A block of data
◇ ◇ ◇ ◇ ◇

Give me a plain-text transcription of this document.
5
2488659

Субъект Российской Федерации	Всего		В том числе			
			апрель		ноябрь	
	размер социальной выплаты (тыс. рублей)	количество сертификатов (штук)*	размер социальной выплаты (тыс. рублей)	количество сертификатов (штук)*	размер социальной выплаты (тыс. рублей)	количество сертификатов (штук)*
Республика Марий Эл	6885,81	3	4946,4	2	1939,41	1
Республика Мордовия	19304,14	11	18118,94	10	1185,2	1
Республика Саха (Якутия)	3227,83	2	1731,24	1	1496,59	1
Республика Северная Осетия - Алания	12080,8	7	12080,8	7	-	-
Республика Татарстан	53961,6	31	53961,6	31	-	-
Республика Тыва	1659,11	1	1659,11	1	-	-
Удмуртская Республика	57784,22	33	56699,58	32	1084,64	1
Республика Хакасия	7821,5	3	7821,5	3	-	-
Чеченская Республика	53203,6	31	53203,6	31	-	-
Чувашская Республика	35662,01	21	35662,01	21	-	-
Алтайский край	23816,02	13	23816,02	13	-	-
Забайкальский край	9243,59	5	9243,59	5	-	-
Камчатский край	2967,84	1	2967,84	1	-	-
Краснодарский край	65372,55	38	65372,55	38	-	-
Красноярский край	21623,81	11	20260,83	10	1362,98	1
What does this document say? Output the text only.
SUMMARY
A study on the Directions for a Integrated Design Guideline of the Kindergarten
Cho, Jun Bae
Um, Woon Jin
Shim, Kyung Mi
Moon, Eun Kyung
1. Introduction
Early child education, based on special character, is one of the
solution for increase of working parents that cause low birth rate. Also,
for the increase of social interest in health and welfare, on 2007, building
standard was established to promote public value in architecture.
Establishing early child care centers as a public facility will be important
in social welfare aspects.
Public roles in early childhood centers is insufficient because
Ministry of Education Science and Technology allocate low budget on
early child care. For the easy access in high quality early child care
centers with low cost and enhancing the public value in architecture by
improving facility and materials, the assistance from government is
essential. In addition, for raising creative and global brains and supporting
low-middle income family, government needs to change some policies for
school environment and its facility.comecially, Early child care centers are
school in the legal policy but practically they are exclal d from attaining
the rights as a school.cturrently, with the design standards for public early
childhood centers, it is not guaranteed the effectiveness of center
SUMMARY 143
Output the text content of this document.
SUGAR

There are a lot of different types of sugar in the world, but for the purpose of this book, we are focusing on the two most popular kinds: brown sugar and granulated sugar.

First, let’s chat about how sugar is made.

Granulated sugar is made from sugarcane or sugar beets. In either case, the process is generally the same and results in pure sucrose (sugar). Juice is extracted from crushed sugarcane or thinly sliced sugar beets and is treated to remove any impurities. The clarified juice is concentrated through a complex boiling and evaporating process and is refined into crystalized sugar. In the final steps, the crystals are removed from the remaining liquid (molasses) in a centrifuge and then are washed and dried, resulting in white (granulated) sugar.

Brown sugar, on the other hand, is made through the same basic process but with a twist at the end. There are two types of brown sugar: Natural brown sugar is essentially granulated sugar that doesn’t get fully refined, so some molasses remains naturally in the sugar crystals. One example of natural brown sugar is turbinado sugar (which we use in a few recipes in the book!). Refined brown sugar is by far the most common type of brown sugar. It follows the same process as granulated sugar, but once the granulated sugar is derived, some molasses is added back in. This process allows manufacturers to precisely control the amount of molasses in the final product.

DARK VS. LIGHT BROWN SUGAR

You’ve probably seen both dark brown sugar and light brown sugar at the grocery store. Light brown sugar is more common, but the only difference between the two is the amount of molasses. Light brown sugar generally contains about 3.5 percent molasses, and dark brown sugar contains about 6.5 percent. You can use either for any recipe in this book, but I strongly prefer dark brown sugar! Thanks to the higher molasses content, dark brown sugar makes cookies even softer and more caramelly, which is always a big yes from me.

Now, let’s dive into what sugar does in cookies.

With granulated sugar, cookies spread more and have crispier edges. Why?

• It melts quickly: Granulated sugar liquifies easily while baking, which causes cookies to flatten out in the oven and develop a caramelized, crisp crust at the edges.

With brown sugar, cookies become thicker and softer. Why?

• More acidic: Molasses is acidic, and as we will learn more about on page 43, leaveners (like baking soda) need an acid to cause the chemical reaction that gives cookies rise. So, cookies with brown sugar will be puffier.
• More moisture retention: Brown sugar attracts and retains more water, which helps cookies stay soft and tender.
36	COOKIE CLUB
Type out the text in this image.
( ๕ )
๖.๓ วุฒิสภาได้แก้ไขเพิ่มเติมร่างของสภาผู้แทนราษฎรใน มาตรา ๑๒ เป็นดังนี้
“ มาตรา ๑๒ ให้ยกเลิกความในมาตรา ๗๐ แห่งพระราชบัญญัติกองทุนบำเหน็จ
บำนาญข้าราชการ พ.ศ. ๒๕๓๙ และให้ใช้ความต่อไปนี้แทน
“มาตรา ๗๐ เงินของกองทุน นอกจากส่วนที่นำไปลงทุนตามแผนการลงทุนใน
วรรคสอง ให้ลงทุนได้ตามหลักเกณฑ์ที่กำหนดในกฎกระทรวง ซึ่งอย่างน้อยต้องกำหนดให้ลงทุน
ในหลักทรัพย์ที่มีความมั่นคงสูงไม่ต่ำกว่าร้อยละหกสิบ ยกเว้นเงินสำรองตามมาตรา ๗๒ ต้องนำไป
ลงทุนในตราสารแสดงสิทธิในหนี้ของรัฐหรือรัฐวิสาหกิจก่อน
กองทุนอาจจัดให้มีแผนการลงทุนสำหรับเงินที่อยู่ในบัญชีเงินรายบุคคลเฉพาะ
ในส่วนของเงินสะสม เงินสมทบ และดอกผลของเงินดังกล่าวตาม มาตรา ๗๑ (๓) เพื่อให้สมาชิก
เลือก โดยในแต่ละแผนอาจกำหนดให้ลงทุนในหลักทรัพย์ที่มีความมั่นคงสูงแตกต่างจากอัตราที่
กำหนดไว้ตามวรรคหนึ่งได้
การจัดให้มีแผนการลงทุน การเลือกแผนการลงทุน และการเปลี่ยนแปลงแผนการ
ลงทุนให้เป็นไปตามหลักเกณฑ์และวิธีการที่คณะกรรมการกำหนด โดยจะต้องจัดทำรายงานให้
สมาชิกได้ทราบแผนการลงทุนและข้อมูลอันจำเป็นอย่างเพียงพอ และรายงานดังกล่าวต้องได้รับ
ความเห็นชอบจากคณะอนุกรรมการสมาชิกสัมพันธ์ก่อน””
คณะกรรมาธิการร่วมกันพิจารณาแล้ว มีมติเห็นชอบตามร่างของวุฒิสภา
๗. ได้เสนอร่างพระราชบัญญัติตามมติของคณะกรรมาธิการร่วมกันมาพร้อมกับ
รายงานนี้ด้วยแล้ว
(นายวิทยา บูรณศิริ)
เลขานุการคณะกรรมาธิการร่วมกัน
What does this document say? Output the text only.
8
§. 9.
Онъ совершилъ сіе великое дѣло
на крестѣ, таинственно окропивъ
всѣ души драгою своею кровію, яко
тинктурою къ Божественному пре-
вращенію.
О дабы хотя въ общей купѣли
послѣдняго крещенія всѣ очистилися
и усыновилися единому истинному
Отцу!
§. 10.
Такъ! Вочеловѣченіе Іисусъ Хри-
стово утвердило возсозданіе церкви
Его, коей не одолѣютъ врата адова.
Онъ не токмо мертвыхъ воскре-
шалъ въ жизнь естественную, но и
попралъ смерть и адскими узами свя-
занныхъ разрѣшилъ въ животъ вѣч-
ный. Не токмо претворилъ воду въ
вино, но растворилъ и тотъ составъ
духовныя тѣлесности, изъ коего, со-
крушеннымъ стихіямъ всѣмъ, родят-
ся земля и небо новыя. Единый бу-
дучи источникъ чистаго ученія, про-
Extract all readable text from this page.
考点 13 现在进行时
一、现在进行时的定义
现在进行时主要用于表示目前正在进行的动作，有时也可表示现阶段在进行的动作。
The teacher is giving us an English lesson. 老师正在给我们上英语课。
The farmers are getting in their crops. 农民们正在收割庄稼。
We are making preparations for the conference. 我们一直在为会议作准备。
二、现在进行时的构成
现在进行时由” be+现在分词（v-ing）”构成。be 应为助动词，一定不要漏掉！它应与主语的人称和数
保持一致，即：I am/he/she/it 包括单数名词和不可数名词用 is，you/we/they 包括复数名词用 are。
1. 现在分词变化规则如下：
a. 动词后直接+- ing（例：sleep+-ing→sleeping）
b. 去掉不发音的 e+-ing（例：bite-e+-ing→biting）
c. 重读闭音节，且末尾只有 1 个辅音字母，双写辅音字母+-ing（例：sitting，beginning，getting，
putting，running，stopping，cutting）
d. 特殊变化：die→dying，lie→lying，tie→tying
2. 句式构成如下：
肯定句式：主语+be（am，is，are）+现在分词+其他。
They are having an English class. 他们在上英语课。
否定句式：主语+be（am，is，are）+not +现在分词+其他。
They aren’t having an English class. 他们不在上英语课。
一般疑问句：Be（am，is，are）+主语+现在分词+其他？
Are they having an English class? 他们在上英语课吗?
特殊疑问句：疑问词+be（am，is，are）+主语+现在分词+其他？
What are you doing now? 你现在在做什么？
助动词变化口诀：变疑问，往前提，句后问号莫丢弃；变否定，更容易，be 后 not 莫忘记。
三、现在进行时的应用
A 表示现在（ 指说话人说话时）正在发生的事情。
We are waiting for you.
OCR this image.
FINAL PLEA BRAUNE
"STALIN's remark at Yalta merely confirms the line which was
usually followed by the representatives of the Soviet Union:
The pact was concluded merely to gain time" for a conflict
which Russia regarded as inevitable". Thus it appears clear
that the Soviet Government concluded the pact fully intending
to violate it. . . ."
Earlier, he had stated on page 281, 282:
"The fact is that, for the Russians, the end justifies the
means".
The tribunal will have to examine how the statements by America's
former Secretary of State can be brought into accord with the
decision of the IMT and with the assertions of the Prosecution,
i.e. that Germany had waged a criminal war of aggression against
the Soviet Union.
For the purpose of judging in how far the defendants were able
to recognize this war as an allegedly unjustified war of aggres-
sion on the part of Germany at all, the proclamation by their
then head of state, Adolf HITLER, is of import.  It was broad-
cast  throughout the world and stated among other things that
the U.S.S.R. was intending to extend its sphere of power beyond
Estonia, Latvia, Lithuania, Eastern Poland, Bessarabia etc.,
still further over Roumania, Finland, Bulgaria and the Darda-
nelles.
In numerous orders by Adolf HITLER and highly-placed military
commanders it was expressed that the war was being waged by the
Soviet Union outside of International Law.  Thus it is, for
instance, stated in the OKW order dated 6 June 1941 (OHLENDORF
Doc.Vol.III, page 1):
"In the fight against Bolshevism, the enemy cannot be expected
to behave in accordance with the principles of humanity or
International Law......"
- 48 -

◇ ◇ ◇ ◇ ◇

DESCRIPTION OF THE TASK - Looking at the data above, show all lines where the word "นคงส" occurs.

ANSWER TO THIS PROBLEM -
ในหลักทรัพย์ที่มีความมั่นคงสูงไม่ต่ำกว่าร้อยละหกสิบ ยกเว้นเงินสำรองตามมาตรา ๗๒ ต้องนำไป
เลือก โดยในแต่ละแผนอาจกำหนดให้ลงทุนในหลักทรัพย์ที่มีความมั่นคงสูงแตกต่างจากอัตราที่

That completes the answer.